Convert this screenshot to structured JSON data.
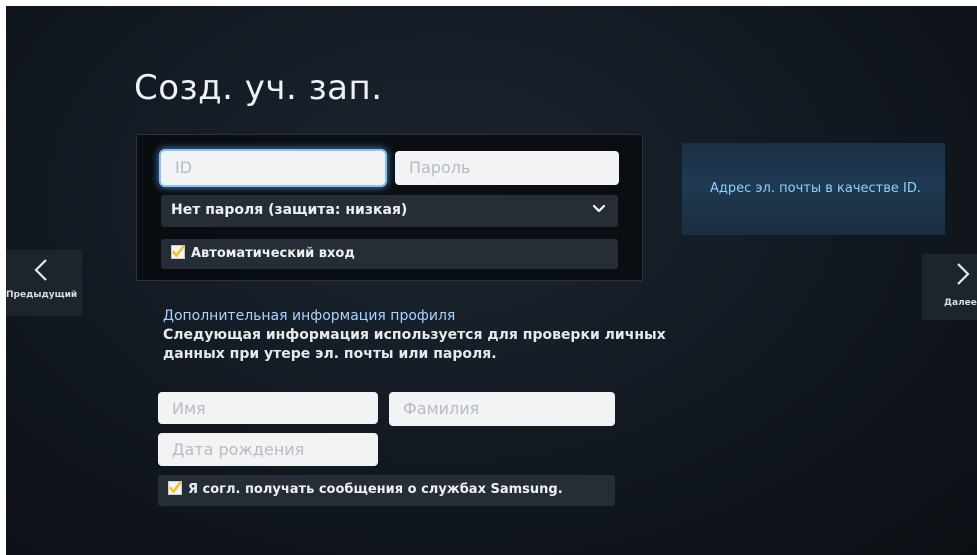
{
  "page": {
    "title": "Созд. уч. зап."
  },
  "login": {
    "id_placeholder": "ID",
    "password_placeholder": "Пароль",
    "password_mode": "Нет пароля (защита: низкая)",
    "auto_login_label": "Автоматический вход",
    "auto_login_checked": true
  },
  "profile": {
    "heading": "Дополнительная информация профиля",
    "description_line1": "Следующая информация используется для проверки личных",
    "description_line2": "данных при утере эл. почты или пароля.",
    "first_name_placeholder": "Имя",
    "last_name_placeholder": "Фамилия",
    "birthdate_placeholder": "Дата рождения",
    "consent_label": "Я согл. получать сообщения о службах Samsung.",
    "consent_checked": true
  },
  "help": {
    "hint": "Адрес эл. почты в качестве ID."
  },
  "navigation": {
    "prev_label": "Предыдущий",
    "next_label": "Далее"
  },
  "colors": {
    "accent_check": "#f2c21b",
    "focus_glow": "#4f8fd4",
    "hint_text": "#8fd0ff"
  }
}
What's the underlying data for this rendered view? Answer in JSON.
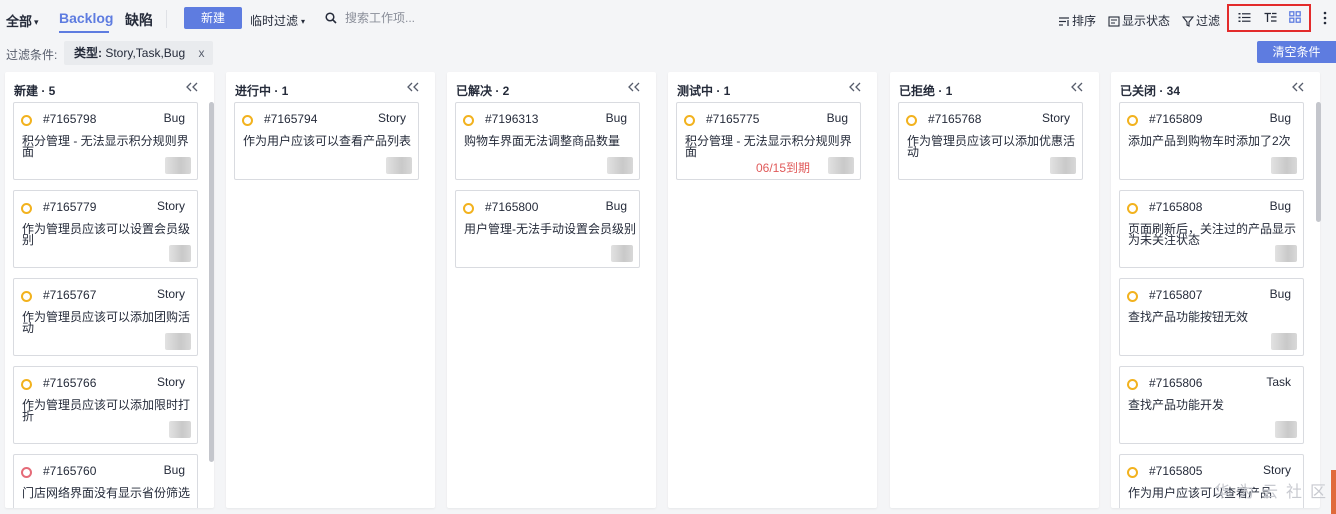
{
  "toolbar": {
    "scope": "全部",
    "tabs": [
      {
        "label": "Backlog",
        "active": true
      },
      {
        "label": "缺陷",
        "active": false
      }
    ],
    "new_button": "新建",
    "temp_filter": "临时过滤",
    "search_placeholder": "搜索工作项...",
    "sort_label": "排序",
    "display_status_label": "显示状态",
    "filter_label": "过滤",
    "view_icons": [
      "list-view-icon",
      "tree-view-icon",
      "board-view-icon"
    ],
    "active_view": "board-view-icon",
    "colors": {
      "primary": "#5e7ce0",
      "highlight_box": "#e32b2b"
    }
  },
  "filter_bar": {
    "label": "过滤条件:",
    "chip_key": "类型:",
    "chip_value": "Story,Task,Bug",
    "chip_close": "x",
    "clear_button": "清空条件"
  },
  "columns": [
    {
      "title": "新建 · 5",
      "cards": [
        {
          "id": "#7165798",
          "type": "Bug",
          "title": "积分管理 - 无法显示积分规则界面",
          "status": "yellow"
        },
        {
          "id": "#7165779",
          "type": "Story",
          "title": "作为管理员应该可以设置会员级别",
          "status": "yellow"
        },
        {
          "id": "#7165767",
          "type": "Story",
          "title": "作为管理员应该可以添加团购活动",
          "status": "yellow"
        },
        {
          "id": "#7165766",
          "type": "Story",
          "title": "作为管理员应该可以添加限时打折",
          "status": "yellow"
        },
        {
          "id": "#7165760",
          "type": "Bug",
          "title": "门店网络界面没有显示省份筛选",
          "status": "red"
        }
      ]
    },
    {
      "title": "进行中 · 1",
      "cards": [
        {
          "id": "#7165794",
          "type": "Story",
          "title": "作为用户应该可以查看产品列表",
          "status": "yellow"
        }
      ]
    },
    {
      "title": "已解决 · 2",
      "cards": [
        {
          "id": "#7196313",
          "type": "Bug",
          "title": "购物车界面无法调整商品数量",
          "status": "yellow"
        },
        {
          "id": "#7165800",
          "type": "Bug",
          "title": "用户管理-无法手动设置会员级别",
          "status": "yellow"
        }
      ]
    },
    {
      "title": "测试中 · 1",
      "cards": [
        {
          "id": "#7165775",
          "type": "Bug",
          "title": "积分管理 - 无法显示积分规则界面",
          "status": "yellow",
          "due": "06/15到期"
        }
      ]
    },
    {
      "title": "已拒绝 · 1",
      "cards": [
        {
          "id": "#7165768",
          "type": "Story",
          "title": "作为管理员应该可以添加优惠活动",
          "status": "yellow"
        }
      ]
    },
    {
      "title": "已关闭 · 34",
      "cards": [
        {
          "id": "#7165809",
          "type": "Bug",
          "title": "添加产品到购物车时添加了2次",
          "status": "yellow"
        },
        {
          "id": "#7165808",
          "type": "Bug",
          "title": "页面刷新后，关注过的产品显示为未关注状态",
          "status": "yellow"
        },
        {
          "id": "#7165807",
          "type": "Bug",
          "title": "查找产品功能按钮无效",
          "status": "yellow"
        },
        {
          "id": "#7165806",
          "type": "Task",
          "title": "查找产品功能开发",
          "status": "yellow"
        },
        {
          "id": "#7165805",
          "type": "Story",
          "title": "作为用户应该可以查看产品",
          "status": "yellow"
        }
      ]
    }
  ],
  "watermark": "华为云社区"
}
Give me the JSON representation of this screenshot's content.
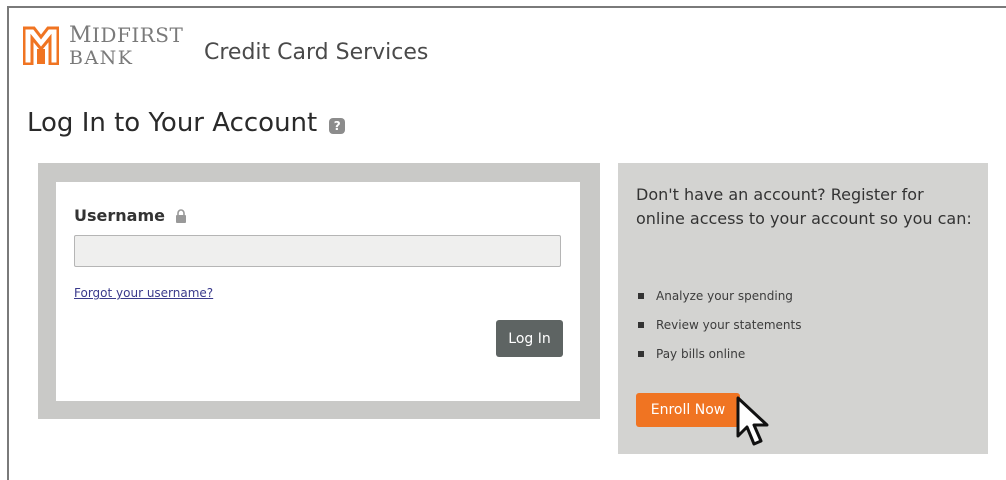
{
  "header": {
    "logo_line1_first": "M",
    "logo_line1_rest": "IDF",
    "logo_line1_first2": "",
    "logo_line1_tail": "IRST",
    "logo_line2": "BANK",
    "service_title": "Credit Card Services"
  },
  "page": {
    "title": "Log In to Your Account",
    "help_icon": "question-icon"
  },
  "login": {
    "username_label": "Username",
    "lock_icon": "lock-icon",
    "username_value": "",
    "username_placeholder": "",
    "forgot_link": "Forgot your username?",
    "login_button": "Log In"
  },
  "register": {
    "text": "Don't have an account? Register for online access to your account so you can:",
    "benefits": [
      "Analyze your spending",
      "Review your statements",
      "Pay bills online"
    ],
    "enroll_button": "Enroll Now"
  },
  "colors": {
    "brand_orange": "#f07422",
    "login_button_bg": "#5e6463",
    "panel_gray": "#c9c9c7",
    "register_panel_gray": "#d3d3d1",
    "link_blue": "#3a3a8c"
  }
}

------

● **Problem**
Only what runs from the line containing "Give me the" through the end of the entries above should be extracted, exactly and without pictures.

● **Solution to this problem**
Give me the JSON representation of this screenshot's content.
{
  "header": {
    "logo_line1_first": "M",
    "logo_line1_rest": "IDF",
    "logo_line1_first2": "",
    "logo_line1_tail": "IRST",
    "logo_line2": "BANK",
    "service_title": "Credit Card Services"
  },
  "page": {
    "title": "Log In to Your Account",
    "help_icon": "question-icon"
  },
  "login": {
    "username_label": "Username",
    "lock_icon": "lock-icon",
    "username_value": "",
    "username_placeholder": "",
    "forgot_link": "Forgot your username?",
    "login_button": "Log In"
  },
  "register": {
    "text": "Don't have an account? Register for online access to your account so you can:",
    "benefits": [
      "Analyze your spending",
      "Review your statements",
      "Pay bills online"
    ],
    "enroll_button": "Enroll Now"
  },
  "colors": {
    "brand_orange": "#f07422",
    "login_button_bg": "#5e6463",
    "panel_gray": "#c9c9c7",
    "register_panel_gray": "#d3d3d1",
    "link_blue": "#3a3a8c"
  }
}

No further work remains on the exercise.